>> begin RECORDS PROVIDED
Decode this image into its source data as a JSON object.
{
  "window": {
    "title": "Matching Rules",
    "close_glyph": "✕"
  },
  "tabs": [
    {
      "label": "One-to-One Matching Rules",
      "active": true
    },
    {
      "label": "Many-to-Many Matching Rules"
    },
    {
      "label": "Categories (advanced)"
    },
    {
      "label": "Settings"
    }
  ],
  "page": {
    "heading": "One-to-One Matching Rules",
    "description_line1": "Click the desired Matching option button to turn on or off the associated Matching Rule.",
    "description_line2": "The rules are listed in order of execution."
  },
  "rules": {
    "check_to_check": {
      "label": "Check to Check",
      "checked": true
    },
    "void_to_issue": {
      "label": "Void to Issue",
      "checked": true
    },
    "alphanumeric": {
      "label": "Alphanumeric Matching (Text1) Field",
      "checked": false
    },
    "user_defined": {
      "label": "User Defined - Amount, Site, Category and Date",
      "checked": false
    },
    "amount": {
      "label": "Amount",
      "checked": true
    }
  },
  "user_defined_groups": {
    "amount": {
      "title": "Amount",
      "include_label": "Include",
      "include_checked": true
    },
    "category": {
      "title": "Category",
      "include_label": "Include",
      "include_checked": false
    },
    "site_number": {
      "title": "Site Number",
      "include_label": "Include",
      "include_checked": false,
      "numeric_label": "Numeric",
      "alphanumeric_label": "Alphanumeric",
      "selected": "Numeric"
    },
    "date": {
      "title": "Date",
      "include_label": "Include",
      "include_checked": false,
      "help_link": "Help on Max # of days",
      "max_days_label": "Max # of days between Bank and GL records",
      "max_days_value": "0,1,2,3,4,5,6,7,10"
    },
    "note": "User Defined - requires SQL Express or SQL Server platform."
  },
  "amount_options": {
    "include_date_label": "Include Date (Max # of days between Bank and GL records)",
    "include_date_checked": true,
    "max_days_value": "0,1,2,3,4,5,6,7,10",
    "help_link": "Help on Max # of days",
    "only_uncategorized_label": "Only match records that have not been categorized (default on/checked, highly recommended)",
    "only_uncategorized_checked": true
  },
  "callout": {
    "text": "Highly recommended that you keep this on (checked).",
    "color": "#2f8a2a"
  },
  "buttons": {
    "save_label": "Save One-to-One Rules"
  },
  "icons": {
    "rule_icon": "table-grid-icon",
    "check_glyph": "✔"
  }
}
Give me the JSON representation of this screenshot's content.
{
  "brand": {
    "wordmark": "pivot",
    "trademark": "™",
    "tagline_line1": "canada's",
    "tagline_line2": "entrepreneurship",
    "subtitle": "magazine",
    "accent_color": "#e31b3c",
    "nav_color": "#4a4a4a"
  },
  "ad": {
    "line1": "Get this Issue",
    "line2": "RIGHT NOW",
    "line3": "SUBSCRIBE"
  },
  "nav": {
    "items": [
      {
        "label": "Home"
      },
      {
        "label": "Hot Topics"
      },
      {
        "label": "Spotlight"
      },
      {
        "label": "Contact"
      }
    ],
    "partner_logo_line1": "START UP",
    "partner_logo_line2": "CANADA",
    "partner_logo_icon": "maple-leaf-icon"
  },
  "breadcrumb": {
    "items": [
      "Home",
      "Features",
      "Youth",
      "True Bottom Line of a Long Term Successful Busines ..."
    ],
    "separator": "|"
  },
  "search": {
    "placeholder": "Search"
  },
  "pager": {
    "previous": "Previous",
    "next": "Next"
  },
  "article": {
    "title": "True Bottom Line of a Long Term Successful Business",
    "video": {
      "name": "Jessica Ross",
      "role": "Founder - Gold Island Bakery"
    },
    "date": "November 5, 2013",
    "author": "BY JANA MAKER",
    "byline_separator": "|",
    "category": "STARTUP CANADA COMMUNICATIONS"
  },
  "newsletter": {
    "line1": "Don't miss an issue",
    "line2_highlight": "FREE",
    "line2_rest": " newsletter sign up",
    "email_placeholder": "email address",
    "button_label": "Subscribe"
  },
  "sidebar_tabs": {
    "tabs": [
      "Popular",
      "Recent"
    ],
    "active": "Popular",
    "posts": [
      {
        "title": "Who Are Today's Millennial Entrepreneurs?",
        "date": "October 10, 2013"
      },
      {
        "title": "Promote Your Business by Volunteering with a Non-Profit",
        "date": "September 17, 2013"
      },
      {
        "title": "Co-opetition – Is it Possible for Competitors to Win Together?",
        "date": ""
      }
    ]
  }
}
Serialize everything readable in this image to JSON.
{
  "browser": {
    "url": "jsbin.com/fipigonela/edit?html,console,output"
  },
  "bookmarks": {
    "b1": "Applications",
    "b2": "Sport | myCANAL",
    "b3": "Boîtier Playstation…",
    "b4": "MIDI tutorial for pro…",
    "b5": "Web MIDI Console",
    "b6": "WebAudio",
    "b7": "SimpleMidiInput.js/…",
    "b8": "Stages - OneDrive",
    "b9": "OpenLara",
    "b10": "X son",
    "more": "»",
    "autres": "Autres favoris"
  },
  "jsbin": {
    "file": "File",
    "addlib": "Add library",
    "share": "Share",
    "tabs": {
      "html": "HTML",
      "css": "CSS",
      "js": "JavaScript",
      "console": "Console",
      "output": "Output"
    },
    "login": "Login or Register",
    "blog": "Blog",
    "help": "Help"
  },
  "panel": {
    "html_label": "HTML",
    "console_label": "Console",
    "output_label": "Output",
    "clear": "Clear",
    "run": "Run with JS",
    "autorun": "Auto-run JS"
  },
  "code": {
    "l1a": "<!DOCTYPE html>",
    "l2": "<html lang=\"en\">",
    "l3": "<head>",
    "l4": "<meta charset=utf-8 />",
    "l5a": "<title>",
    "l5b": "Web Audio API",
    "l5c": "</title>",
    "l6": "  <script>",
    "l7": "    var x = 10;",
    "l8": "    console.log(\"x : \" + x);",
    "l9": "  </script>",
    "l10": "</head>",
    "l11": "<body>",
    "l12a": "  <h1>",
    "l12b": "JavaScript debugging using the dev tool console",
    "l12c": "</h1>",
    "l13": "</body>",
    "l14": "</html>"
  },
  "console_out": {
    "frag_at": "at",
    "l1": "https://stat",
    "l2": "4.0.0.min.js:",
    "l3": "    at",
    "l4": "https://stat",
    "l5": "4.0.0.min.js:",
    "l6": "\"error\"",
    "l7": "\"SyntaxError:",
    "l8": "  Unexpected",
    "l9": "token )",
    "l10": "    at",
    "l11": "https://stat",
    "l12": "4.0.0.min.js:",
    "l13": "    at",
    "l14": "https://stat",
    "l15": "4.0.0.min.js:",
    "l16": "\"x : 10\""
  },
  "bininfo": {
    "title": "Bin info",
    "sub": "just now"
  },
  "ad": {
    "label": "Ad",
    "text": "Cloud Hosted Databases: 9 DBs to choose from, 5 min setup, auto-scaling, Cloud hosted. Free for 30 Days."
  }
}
>> end RECORDS PROVIDED
- [TASK PROMPT] Show the lines that mention the word "this".

- [TASK ANSWER]
Decode this image into its source data as a JSON object.
    "text": "Highly recommended that you keep this on (checked).",
Give me the JSON representation of this screenshot's content.
    "line1": "Get this Issue",
Serialize everything readable in this image to JSON.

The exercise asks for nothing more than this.